__Written task__:
Where a line holds the string "Complete", return that line.

__Material to process__:
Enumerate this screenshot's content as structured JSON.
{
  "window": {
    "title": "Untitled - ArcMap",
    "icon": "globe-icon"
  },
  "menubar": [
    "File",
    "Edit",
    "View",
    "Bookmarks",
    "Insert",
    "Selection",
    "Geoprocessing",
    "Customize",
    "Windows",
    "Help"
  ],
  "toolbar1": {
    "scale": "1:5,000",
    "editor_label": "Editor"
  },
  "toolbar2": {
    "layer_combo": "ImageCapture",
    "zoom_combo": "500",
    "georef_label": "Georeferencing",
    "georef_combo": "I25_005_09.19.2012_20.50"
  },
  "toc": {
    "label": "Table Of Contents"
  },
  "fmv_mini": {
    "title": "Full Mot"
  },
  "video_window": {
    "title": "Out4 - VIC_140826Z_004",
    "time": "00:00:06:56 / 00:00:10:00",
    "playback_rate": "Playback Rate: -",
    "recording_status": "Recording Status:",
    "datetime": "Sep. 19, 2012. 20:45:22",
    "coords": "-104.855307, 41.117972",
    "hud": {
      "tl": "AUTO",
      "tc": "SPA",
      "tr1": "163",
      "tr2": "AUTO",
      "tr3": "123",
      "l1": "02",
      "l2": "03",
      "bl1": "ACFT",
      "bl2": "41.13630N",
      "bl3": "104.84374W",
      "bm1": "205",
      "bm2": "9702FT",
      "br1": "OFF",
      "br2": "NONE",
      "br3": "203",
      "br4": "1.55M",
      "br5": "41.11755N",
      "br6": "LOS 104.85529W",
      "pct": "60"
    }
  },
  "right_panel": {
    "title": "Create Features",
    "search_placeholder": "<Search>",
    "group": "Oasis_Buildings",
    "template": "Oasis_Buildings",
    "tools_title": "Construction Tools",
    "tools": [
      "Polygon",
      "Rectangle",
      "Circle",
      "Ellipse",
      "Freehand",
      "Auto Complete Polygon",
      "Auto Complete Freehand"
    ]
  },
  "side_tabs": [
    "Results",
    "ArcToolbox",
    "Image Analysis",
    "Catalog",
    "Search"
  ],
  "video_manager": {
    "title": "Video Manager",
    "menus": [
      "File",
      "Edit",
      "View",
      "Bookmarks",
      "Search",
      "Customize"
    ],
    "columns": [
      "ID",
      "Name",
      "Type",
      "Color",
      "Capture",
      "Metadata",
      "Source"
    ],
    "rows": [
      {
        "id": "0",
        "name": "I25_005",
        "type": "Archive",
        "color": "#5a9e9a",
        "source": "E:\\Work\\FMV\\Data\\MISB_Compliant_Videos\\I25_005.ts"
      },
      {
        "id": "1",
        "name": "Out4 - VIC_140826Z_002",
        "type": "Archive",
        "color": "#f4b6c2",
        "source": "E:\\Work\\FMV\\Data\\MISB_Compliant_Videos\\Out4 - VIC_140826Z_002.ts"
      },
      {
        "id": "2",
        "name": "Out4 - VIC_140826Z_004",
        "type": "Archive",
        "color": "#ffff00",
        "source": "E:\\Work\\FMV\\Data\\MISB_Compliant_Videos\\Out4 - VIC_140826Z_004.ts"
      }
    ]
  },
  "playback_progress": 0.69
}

__Solved exercise__:
      "Auto Complete Polygon",
      "Auto Complete Freehand"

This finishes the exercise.